→ **WRITTEN TASK**
Only lines with the string "right" matter here; gather them from the material below.

→ **RECORDS PROVIDED**
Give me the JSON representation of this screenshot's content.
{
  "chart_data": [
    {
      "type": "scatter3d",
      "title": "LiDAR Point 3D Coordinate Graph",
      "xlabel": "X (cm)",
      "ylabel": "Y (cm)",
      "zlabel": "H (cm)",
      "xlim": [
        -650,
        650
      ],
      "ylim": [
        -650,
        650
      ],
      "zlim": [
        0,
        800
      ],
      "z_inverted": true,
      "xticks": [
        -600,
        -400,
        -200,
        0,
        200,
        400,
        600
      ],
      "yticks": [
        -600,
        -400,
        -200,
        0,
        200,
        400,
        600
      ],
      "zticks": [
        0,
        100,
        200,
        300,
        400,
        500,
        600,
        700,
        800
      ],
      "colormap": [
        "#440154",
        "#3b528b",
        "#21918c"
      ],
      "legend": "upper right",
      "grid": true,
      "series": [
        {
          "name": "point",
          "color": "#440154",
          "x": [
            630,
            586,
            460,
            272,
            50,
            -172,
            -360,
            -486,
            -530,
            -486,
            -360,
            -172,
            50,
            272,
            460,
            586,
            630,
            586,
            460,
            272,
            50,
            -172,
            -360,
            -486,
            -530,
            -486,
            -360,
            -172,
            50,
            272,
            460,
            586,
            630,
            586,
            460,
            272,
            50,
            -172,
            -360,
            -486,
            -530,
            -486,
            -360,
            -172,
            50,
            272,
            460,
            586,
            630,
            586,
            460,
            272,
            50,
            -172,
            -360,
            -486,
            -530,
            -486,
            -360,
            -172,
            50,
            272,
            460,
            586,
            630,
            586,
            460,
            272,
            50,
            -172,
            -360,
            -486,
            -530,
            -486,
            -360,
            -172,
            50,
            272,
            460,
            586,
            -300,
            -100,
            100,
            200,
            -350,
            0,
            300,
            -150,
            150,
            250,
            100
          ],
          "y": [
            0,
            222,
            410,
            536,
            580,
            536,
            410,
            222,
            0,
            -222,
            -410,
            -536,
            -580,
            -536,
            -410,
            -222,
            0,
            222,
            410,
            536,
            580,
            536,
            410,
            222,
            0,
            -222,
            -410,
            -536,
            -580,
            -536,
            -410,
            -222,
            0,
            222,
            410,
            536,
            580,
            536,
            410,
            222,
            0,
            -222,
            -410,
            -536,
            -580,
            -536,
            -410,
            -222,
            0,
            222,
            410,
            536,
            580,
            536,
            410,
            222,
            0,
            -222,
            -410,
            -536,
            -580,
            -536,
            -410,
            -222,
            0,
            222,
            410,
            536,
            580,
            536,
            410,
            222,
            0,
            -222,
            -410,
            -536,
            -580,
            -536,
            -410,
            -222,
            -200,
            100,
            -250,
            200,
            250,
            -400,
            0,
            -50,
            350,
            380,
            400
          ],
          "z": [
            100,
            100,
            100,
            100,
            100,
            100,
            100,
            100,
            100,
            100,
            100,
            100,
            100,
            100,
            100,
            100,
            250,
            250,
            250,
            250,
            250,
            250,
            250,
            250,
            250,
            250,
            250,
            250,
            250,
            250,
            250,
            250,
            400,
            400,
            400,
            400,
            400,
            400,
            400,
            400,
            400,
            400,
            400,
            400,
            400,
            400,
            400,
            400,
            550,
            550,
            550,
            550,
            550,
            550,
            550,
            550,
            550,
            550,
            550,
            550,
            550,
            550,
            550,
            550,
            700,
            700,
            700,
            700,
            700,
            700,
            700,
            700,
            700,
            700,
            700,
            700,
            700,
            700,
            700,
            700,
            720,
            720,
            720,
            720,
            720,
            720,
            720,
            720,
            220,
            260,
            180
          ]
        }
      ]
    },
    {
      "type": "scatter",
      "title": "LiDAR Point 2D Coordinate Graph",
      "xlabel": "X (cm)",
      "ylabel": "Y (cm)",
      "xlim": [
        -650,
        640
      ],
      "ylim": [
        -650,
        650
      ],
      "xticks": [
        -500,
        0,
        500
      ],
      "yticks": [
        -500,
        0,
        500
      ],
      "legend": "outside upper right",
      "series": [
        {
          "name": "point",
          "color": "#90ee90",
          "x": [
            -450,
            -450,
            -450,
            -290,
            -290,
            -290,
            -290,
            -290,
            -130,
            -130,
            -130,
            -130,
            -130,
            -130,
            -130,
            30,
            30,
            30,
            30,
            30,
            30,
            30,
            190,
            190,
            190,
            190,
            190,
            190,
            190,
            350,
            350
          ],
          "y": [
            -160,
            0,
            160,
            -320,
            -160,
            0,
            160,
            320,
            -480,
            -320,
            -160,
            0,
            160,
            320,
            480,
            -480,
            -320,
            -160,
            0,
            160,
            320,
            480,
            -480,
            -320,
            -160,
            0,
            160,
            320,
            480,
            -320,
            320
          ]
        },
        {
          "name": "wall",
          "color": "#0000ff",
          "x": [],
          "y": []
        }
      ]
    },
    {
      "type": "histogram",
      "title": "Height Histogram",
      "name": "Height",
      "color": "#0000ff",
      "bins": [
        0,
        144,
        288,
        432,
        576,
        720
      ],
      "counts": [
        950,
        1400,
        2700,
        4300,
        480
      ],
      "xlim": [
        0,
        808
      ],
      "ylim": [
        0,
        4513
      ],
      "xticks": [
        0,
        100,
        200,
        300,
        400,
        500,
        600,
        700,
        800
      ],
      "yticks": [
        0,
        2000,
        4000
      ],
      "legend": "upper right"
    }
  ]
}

→ **REPLY**
      "legend": "upper right",
      "legend": "outside upper right",
      "legend": "upper right"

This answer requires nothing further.